§ Directive:
Copy out each line of the listing that has the word "moving" in it.

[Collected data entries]
**********
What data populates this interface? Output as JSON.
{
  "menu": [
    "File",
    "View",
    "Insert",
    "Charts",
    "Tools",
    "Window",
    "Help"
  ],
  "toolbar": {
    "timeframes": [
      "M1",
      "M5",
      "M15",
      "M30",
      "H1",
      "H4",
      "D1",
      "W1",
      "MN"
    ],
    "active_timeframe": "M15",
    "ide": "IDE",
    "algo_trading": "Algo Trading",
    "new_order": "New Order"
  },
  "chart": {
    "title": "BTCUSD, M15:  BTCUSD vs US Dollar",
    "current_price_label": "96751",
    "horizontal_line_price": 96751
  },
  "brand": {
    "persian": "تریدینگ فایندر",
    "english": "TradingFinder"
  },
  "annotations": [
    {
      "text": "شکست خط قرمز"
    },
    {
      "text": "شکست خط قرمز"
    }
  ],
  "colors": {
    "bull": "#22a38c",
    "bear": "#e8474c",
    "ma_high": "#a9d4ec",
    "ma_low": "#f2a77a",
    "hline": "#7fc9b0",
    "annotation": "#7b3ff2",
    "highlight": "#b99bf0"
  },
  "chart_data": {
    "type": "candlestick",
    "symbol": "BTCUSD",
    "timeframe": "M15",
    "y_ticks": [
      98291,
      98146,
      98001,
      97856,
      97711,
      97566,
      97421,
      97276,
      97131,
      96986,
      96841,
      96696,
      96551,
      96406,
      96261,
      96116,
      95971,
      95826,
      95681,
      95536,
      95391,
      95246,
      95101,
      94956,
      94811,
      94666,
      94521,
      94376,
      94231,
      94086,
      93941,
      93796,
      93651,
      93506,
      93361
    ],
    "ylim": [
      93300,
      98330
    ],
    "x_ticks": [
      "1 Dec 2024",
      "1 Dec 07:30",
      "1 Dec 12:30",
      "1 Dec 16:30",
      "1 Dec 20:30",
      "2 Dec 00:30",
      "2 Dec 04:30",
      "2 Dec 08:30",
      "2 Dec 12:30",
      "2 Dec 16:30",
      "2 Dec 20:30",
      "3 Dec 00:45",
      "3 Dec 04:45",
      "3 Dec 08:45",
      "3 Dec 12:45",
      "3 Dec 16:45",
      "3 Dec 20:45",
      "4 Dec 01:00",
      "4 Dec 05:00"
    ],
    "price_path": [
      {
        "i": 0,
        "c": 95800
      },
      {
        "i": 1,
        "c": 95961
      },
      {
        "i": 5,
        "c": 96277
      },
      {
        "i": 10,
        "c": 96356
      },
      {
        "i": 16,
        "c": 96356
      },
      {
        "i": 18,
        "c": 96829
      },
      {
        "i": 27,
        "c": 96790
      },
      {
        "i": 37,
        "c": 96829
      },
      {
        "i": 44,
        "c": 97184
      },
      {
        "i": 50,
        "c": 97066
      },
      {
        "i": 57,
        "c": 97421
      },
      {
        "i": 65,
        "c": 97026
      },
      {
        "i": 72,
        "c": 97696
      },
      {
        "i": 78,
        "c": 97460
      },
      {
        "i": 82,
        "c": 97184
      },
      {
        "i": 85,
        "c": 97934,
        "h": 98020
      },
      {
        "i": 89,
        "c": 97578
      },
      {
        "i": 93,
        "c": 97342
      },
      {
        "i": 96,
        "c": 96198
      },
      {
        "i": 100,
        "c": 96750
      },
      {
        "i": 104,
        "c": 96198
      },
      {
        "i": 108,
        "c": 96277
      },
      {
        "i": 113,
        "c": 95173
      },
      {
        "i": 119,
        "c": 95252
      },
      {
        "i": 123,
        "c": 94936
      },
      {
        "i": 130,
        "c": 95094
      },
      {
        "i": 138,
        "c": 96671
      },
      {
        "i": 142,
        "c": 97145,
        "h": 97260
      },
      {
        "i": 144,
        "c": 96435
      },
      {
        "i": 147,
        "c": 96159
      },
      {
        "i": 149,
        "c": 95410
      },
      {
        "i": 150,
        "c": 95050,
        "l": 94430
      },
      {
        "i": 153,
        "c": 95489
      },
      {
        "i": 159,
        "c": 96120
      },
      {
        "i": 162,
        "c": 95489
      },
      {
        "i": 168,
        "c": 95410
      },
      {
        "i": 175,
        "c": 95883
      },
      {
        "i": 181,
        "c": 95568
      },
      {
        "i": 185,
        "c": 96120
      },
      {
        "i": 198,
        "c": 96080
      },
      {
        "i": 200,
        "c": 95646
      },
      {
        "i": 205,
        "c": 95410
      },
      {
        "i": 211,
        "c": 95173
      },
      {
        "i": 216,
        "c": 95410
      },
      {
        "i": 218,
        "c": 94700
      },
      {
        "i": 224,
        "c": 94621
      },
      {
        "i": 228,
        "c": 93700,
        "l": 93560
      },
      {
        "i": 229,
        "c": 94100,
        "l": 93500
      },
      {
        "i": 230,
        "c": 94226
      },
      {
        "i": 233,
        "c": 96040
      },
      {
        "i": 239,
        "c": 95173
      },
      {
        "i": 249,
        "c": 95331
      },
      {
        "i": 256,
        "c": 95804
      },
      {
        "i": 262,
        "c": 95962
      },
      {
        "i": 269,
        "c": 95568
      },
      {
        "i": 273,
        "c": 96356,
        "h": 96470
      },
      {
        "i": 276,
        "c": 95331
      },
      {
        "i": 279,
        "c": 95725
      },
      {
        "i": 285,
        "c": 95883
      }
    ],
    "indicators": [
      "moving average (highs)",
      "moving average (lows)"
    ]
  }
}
**********
§ Solution to this task:
      "moving average (highs)",
      "moving average (lows)"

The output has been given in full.